▶ [GIVEN PROBLEM]
The data below is to be returned in full and exactly.

================

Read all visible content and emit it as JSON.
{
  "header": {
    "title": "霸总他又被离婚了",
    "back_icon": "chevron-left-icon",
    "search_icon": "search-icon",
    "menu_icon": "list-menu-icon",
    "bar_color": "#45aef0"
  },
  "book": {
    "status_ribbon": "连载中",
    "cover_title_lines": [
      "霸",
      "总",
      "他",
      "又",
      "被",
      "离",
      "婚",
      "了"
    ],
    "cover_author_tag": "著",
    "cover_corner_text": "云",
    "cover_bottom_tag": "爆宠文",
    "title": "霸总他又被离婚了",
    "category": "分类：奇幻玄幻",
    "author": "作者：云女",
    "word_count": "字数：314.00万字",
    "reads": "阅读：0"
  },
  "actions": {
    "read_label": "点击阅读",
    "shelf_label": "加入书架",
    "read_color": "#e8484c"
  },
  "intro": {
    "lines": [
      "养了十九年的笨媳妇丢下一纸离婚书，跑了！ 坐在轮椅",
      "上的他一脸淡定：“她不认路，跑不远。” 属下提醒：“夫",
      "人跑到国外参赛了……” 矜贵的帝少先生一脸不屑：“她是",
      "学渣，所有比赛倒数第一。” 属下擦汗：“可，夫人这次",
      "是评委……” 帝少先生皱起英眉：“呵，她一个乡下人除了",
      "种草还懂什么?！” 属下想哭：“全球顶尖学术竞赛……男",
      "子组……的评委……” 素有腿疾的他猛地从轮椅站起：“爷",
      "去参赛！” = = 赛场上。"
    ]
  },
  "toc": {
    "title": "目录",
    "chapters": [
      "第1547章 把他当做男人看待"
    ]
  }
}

================

▶ [SOLUTION FOR THIS EXERCISE]
Read all visible content and emit it as JSON.
{
  "header": {
    "title": "霸总他又被离婚了",
    "back_icon": "chevron-left-icon",
    "search_icon": "search-icon",
    "menu_icon": "list-menu-icon",
    "bar_color": "#45aef0"
  },
  "book": {
    "status_ribbon": "连载中",
    "cover_title_lines": [
      "霸",
      "总",
      "他",
      "又",
      "被",
      "离",
      "婚",
      "了"
    ],
    "cover_author_tag": "著",
    "cover_corner_text": "云",
    "cover_bottom_tag": "爆宠文",
    "title": "霸总他又被离婚了",
    "category": "分类：奇幻玄幻",
    "author": "作者：云女",
    "word_count": "字数：314.00万字",
    "reads": "阅读：0"
  },
  "actions": {
    "read_label": "点击阅读",
    "shelf_label": "加入书架",
    "read_color": "#e8484c"
  },
  "intro": {
    "lines": [
      "养了十九年的笨媳妇丢下一纸离婚书，跑了！ 坐在轮椅",
      "上的他一脸淡定：“她不认路，跑不远。” 属下提醒：“夫",
      "人跑到国外参赛了……” 矜贵的帝少先生一脸不屑：“她是",
      "学渣，所有比赛倒数第一。” 属下擦汗：“可，夫人这次",
      "是评委……” 帝少先生皱起英眉：“呵，她一个乡下人除了",
      "种草还懂什么?！” 属下想哭：“全球顶尖学术竞赛……男",
      "子组……的评委……” 素有腿疾的他猛地从轮椅站起：“爷",
      "去参赛！” = = 赛场上。"
    ]
  },
  "toc": {
    "title": "目录",
    "chapters": [
      "第1547章 把他当做男人看待"
    ]
  }
}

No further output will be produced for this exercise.